[Data records]
☆ ☆ ☆ ☆ ☆ ☆ ☆

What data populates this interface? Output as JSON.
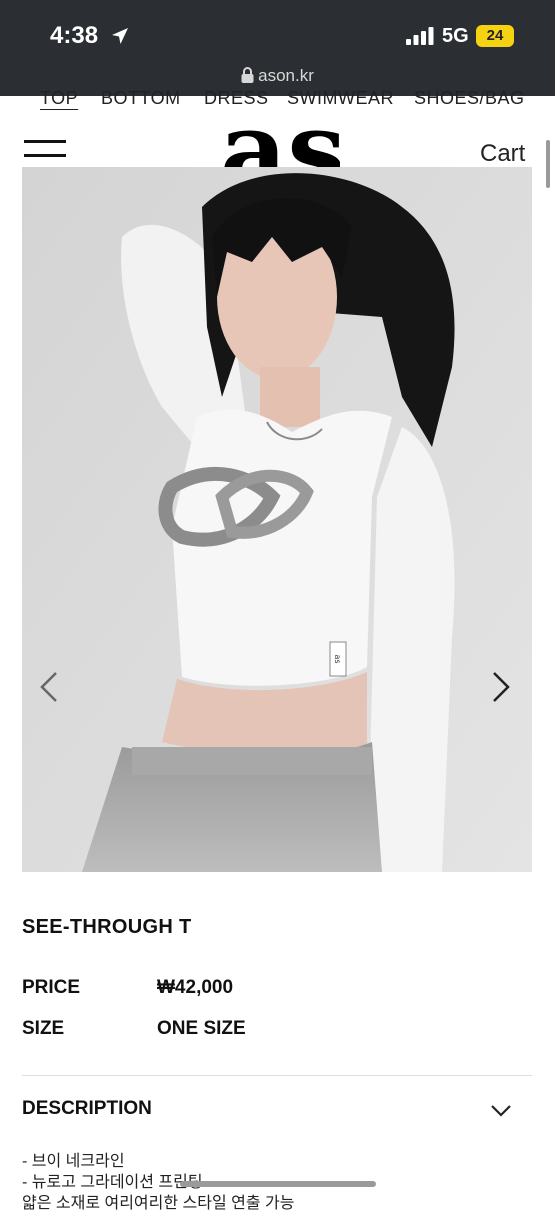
{
  "status_bar": {
    "time": "4:38",
    "network": "5G",
    "battery": "24",
    "url": "ason.kr",
    "icons": [
      "location-arrow-icon",
      "signal-bars-icon",
      "lock-icon"
    ]
  },
  "category_nav": [
    "TOP",
    "BOTTOM",
    "DRESS",
    "SWIMWEAR",
    "SHOES/BAG"
  ],
  "header": {
    "logo_text": "as",
    "cart_label": "Cart",
    "menu_icon": "hamburger-menu-icon"
  },
  "gallery": {
    "prev_icon": "chevron-left-icon",
    "next_icon": "chevron-right-icon",
    "tag_text": "as"
  },
  "product": {
    "title": "SEE-THROUGH T",
    "price_label": "PRICE",
    "price_value": "₩42,000",
    "size_label": "SIZE",
    "size_value": "ONE SIZE"
  },
  "description": {
    "title": "DESCRIPTION",
    "chevron_icon": "chevron-down-icon",
    "lines": [
      "- 브이 네크라인",
      "- 뉴로고 그라데이션 프린팅",
      "얇은 소재로 여리여리한 스타일 연출 가능"
    ]
  },
  "colors": {
    "status_bg": "#2b2f33",
    "battery": "#f5d313",
    "text": "#111111"
  }
}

☆ ☆ ☆ ☆ ☆ ☆ ☆

* **YOUR INSTRUCTIONS**
Transcribe the whole listing exactly. Pictures stay out of your copy.

* **TASK ANSWER**
What data populates this interface? Output as JSON.
{
  "status_bar": {
    "time": "4:38",
    "network": "5G",
    "battery": "24",
    "url": "ason.kr",
    "icons": [
      "location-arrow-icon",
      "signal-bars-icon",
      "lock-icon"
    ]
  },
  "category_nav": [
    "TOP",
    "BOTTOM",
    "DRESS",
    "SWIMWEAR",
    "SHOES/BAG"
  ],
  "header": {
    "logo_text": "as",
    "cart_label": "Cart",
    "menu_icon": "hamburger-menu-icon"
  },
  "gallery": {
    "prev_icon": "chevron-left-icon",
    "next_icon": "chevron-right-icon",
    "tag_text": "as"
  },
  "product": {
    "title": "SEE-THROUGH T",
    "price_label": "PRICE",
    "price_value": "₩42,000",
    "size_label": "SIZE",
    "size_value": "ONE SIZE"
  },
  "description": {
    "title": "DESCRIPTION",
    "chevron_icon": "chevron-down-icon",
    "lines": [
      "- 브이 네크라인",
      "- 뉴로고 그라데이션 프린팅",
      "얇은 소재로 여리여리한 스타일 연출 가능"
    ]
  },
  "colors": {
    "status_bg": "#2b2f33",
    "battery": "#f5d313",
    "text": "#111111"
  }
}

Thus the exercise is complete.